Task objective
Leave out the pictures and reproduce all of the data exactly.

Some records
----

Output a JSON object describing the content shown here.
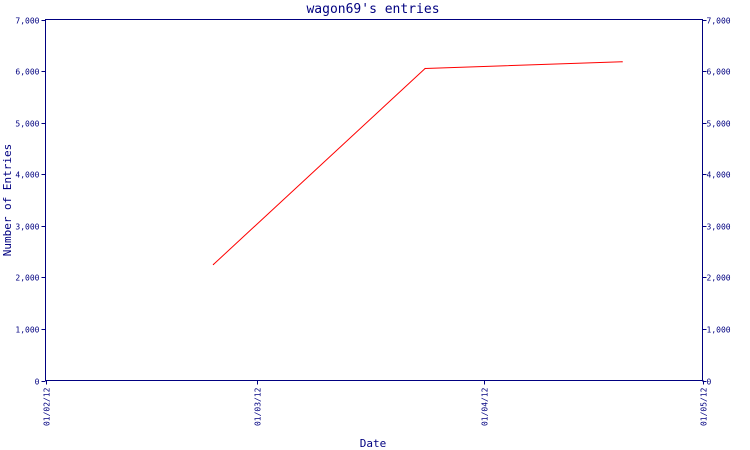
{
  "chart_data": {
    "type": "line",
    "title": "wagon69's entries",
    "xlabel": "Date",
    "ylabel": "Number of Entries",
    "x_ticks": [
      "01/02/12",
      "01/03/12",
      "01/04/12",
      "01/05/12"
    ],
    "y_ticks": [
      "0",
      "1,000",
      "2,000",
      "3,000",
      "4,000",
      "5,000",
      "6,000",
      "7,000"
    ],
    "xlim": [
      "2012-02-01",
      "2012-05-01"
    ],
    "ylim": [
      0,
      7000
    ],
    "grid": false,
    "series": [
      {
        "color": "#ff0000",
        "points": [
          {
            "x": "2012-02-24",
            "y": 2250
          },
          {
            "x": "2012-03-24",
            "y": 6050
          },
          {
            "x": "2012-04-20",
            "y": 6180
          }
        ]
      }
    ]
  }
}
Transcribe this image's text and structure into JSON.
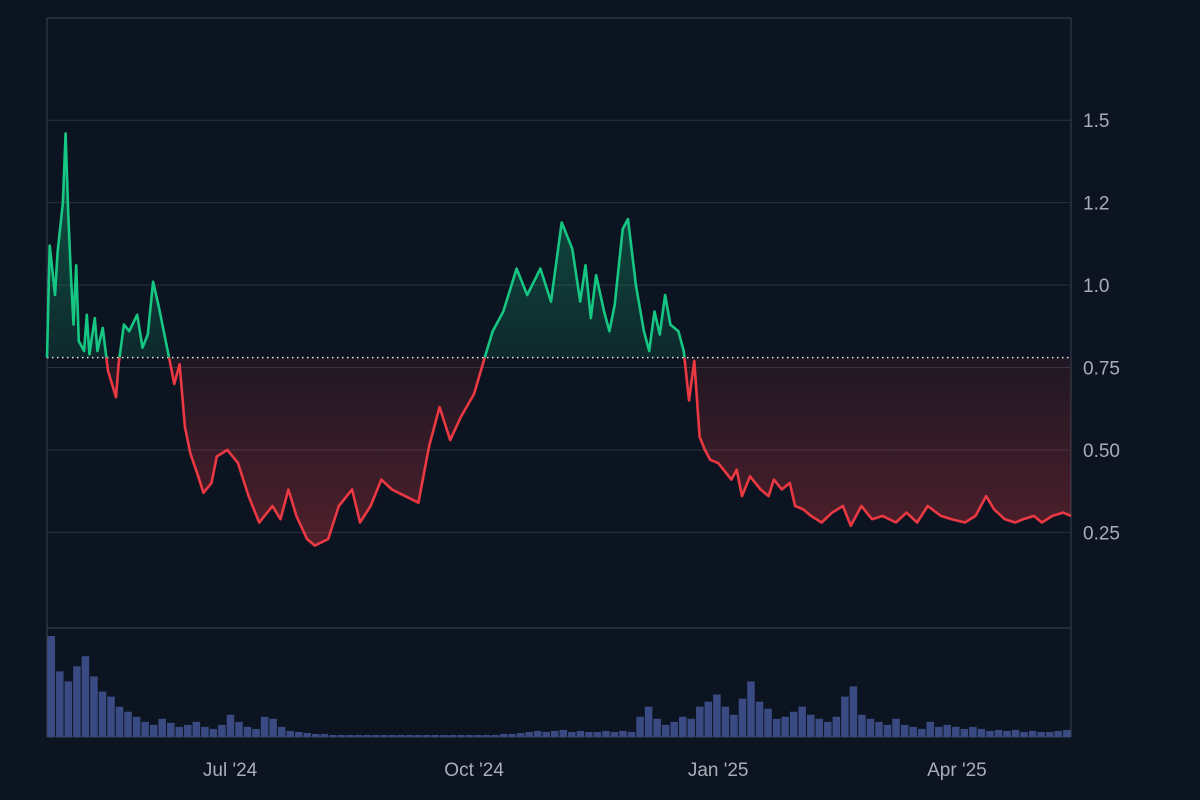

----

Exercise answer
Output a JSON object describing the content shown here.
{
  "chart_data": {
    "type": "line",
    "title": "wagon69's entries",
    "xlabel": "Date",
    "ylabel": "Number of Entries",
    "x_ticks": [
      "01/02/12",
      "01/03/12",
      "01/04/12",
      "01/05/12"
    ],
    "y_ticks": [
      "0",
      "1,000",
      "2,000",
      "3,000",
      "4,000",
      "5,000",
      "6,000",
      "7,000"
    ],
    "xlim": [
      "2012-02-01",
      "2012-05-01"
    ],
    "ylim": [
      0,
      7000
    ],
    "grid": false,
    "series": [
      {
        "color": "#ff0000",
        "points": [
          {
            "x": "2012-02-24",
            "y": 2250
          },
          {
            "x": "2012-03-24",
            "y": 6050
          },
          {
            "x": "2012-04-20",
            "y": 6180
          }
        ]
      }
    ]
  }
}
Transcribe this image's text and structure into JSON.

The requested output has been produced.